- WHAT TO PRODUCE -
Every line below that contains "JSON" is to be copied.

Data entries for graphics

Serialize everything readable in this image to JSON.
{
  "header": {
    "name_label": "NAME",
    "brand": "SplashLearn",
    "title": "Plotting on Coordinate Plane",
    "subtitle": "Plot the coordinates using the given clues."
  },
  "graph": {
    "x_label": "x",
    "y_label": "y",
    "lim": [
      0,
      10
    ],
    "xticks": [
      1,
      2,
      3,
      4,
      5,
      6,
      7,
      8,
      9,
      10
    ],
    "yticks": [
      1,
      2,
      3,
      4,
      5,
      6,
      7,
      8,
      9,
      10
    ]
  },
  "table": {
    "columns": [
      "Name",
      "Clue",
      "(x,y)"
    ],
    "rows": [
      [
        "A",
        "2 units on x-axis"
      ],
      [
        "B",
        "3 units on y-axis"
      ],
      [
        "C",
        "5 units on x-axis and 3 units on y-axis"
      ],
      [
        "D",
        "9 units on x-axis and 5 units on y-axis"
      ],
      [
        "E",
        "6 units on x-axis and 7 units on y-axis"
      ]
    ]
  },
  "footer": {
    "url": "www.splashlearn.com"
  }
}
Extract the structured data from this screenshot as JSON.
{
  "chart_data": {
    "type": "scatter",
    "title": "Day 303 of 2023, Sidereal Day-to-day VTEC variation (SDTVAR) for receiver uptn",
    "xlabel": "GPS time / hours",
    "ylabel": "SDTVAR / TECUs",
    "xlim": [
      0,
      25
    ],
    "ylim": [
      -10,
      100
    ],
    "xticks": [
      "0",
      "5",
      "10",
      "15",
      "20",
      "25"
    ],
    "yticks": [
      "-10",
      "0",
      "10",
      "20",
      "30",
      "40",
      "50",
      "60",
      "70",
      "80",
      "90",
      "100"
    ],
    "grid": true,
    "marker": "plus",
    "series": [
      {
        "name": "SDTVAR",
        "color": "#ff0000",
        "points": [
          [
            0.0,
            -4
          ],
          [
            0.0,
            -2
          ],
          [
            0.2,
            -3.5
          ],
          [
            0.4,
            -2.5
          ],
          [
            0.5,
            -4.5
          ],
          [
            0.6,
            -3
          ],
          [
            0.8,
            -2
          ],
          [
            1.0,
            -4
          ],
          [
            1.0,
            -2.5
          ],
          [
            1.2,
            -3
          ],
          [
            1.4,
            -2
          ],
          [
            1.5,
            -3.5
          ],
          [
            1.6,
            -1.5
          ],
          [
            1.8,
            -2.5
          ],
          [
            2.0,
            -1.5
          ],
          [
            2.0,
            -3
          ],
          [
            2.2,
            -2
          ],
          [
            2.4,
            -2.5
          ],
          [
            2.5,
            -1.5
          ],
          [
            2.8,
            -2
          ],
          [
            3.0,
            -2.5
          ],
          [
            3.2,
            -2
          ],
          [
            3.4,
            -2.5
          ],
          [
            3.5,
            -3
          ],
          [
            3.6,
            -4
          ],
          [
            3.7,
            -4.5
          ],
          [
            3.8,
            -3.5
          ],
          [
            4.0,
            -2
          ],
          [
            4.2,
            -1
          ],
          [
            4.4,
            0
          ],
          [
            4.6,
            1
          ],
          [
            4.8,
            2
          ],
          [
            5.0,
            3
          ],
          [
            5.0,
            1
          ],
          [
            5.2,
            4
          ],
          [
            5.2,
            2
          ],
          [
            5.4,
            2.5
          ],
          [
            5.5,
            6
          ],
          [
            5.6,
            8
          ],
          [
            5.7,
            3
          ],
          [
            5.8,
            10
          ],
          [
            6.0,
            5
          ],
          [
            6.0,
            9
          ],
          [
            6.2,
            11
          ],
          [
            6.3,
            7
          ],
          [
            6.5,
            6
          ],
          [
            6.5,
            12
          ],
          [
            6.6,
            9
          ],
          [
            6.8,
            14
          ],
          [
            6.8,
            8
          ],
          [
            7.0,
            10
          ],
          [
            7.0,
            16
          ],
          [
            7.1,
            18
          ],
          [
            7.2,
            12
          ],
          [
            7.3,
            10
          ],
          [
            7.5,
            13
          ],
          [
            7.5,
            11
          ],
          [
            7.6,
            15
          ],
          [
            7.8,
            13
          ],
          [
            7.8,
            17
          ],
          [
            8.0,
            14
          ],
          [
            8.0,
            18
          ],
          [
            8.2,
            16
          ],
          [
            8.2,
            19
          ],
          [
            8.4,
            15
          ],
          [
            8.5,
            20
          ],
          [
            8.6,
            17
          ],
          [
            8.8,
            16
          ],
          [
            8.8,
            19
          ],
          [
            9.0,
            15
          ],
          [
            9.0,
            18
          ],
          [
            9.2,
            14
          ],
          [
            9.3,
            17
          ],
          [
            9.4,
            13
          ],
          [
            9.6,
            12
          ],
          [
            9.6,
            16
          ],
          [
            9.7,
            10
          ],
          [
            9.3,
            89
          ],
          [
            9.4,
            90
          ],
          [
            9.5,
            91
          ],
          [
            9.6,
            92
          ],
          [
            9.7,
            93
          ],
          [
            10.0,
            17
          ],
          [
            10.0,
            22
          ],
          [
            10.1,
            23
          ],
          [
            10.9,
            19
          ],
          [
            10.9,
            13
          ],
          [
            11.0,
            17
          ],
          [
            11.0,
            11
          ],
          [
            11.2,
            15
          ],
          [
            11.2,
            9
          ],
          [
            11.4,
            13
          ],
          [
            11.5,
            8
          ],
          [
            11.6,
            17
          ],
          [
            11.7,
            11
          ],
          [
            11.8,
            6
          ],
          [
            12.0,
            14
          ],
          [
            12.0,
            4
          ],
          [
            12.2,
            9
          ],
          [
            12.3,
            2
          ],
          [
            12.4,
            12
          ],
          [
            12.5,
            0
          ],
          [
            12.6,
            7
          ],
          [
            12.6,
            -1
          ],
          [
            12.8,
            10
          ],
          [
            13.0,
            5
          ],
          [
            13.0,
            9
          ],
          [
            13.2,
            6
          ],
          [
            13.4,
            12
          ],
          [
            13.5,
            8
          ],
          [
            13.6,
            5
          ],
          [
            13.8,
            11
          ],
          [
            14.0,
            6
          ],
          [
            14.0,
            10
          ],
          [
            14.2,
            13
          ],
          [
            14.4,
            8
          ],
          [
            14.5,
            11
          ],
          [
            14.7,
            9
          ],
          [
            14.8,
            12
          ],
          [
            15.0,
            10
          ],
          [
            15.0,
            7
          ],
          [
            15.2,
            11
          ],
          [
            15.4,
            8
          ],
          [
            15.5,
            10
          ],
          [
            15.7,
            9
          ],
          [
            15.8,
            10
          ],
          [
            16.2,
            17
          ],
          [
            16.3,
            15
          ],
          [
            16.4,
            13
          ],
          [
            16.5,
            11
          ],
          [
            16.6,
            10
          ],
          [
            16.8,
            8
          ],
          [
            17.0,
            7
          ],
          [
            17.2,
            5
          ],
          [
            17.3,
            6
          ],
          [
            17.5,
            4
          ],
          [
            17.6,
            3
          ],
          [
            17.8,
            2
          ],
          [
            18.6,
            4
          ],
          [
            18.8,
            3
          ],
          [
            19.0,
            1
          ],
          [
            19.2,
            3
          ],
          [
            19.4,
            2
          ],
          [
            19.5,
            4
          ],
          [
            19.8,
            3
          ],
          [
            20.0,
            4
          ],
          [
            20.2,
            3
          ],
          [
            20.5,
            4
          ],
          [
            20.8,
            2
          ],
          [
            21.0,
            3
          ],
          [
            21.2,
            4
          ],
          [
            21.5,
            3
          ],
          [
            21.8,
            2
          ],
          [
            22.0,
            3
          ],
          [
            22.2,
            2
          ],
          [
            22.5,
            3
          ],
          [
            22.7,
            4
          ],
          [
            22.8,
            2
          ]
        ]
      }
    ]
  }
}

- CORRECT OUTPUT -
Serialize everything readable in this image to JSON.
Extract the structured data from this screenshot as JSON.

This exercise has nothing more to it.